TASK
Emit the entire listing verbatim.

SOURCE RECORDS
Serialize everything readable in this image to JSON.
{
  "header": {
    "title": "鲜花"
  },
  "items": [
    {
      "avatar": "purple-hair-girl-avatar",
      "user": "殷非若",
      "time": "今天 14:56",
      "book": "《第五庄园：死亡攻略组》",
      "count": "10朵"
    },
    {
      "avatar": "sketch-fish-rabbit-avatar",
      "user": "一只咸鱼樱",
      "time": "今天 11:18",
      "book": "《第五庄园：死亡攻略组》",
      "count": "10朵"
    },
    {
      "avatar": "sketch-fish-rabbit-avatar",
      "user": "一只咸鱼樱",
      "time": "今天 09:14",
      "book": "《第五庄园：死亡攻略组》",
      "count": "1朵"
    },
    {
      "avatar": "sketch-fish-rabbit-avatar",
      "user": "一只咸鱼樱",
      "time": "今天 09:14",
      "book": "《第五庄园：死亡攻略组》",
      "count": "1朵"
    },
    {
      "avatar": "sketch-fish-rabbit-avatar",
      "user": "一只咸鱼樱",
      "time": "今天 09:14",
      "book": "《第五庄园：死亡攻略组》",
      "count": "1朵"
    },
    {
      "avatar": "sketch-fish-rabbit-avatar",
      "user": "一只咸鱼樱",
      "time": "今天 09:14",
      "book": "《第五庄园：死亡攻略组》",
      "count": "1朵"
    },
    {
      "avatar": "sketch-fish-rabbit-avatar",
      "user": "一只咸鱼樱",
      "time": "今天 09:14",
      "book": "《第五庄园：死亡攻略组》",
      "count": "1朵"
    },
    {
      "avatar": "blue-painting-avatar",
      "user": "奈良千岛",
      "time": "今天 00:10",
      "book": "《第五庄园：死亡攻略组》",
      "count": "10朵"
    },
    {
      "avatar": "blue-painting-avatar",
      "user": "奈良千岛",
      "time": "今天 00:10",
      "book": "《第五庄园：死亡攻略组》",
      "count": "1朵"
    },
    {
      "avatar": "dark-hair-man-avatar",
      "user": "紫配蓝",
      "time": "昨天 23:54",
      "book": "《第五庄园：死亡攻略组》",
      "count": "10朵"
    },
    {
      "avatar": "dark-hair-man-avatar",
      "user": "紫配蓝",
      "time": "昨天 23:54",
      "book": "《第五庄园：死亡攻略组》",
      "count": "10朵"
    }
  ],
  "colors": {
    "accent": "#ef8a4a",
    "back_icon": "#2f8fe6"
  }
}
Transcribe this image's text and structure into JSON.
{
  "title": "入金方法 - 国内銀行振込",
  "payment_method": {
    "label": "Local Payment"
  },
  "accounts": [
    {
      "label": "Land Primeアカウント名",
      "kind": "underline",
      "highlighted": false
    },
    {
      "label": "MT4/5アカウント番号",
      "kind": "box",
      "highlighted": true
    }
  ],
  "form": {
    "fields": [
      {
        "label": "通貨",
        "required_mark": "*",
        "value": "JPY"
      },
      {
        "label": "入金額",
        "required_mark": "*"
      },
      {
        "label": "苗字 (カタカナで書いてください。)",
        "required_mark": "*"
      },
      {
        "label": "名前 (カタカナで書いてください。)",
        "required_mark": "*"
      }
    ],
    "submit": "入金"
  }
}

EXERCISE RESULT
Serialize everything readable in this image to JSON.
{
  "header": {
    "title": "鲜花"
  },
  "items": [
    {
      "avatar": "purple-hair-girl-avatar",
      "user": "殷非若",
      "time": "今天 14:56",
      "book": "《第五庄园：死亡攻略组》",
      "count": "10朵"
    },
    {
      "avatar": "sketch-fish-rabbit-avatar",
      "user": "一只咸鱼樱",
      "time": "今天 11:18",
      "book": "《第五庄园：死亡攻略组》",
      "count": "10朵"
    },
    {
      "avatar": "sketch-fish-rabbit-avatar",
      "user": "一只咸鱼樱",
      "time": "今天 09:14",
      "book": "《第五庄园：死亡攻略组》",
      "count": "1朵"
    },
    {
      "avatar": "sketch-fish-rabbit-avatar",
      "user": "一只咸鱼樱",
      "time": "今天 09:14",
      "book": "《第五庄园：死亡攻略组》",
      "count": "1朵"
    },
    {
      "avatar": "sketch-fish-rabbit-avatar",
      "user": "一只咸鱼樱",
      "time": "今天 09:14",
      "book": "《第五庄园：死亡攻略组》",
      "count": "1朵"
    },
    {
      "avatar": "sketch-fish-rabbit-avatar",
      "user": "一只咸鱼樱",
      "time": "今天 09:14",
      "book": "《第五庄园：死亡攻略组》",
      "count": "1朵"
    },
    {
      "avatar": "sketch-fish-rabbit-avatar",
      "user": "一只咸鱼樱",
      "time": "今天 09:14",
      "book": "《第五庄园：死亡攻略组》",
      "count": "1朵"
    },
    {
      "avatar": "blue-painting-avatar",
      "user": "奈良千岛",
      "time": "今天 00:10",
      "book": "《第五庄园：死亡攻略组》",
      "count": "10朵"
    },
    {
      "avatar": "blue-painting-avatar",
      "user": "奈良千岛",
      "time": "今天 00:10",
      "book": "《第五庄园：死亡攻略组》",
      "count": "1朵"
    },
    {
      "avatar": "dark-hair-man-avatar",
      "user": "紫配蓝",
      "time": "昨天 23:54",
      "book": "《第五庄园：死亡攻略组》",
      "count": "10朵"
    },
    {
      "avatar": "dark-hair-man-avatar",
      "user": "紫配蓝",
      "time": "昨天 23:54",
      "book": "《第五庄园：死亡攻略组》",
      "count": "10朵"
    }
  ],
  "colors": {
    "accent": "#ef8a4a",
    "back_icon": "#2f8fe6"
  }
}
Transcribe this image's text and structure into JSON.
{
  "title": "入金方法 - 国内銀行振込",
  "payment_method": {
    "label": "Local Payment"
  },
  "accounts": [
    {
      "label": "Land Primeアカウント名",
      "kind": "underline",
      "highlighted": false
    },
    {
      "label": "MT4/5アカウント番号",
      "kind": "box",
      "highlighted": true
    }
  ],
  "form": {
    "fields": [
      {
        "label": "通貨",
        "required_mark": "*",
        "value": "JPY"
      },
      {
        "label": "入金額",
        "required_mark": "*"
      },
      {
        "label": "苗字 (カタカナで書いてください。)",
        "required_mark": "*"
      },
      {
        "label": "名前 (カタカナで書いてください。)",
        "required_mark": "*"
      }
    ],
    "submit": "入金"
  }
}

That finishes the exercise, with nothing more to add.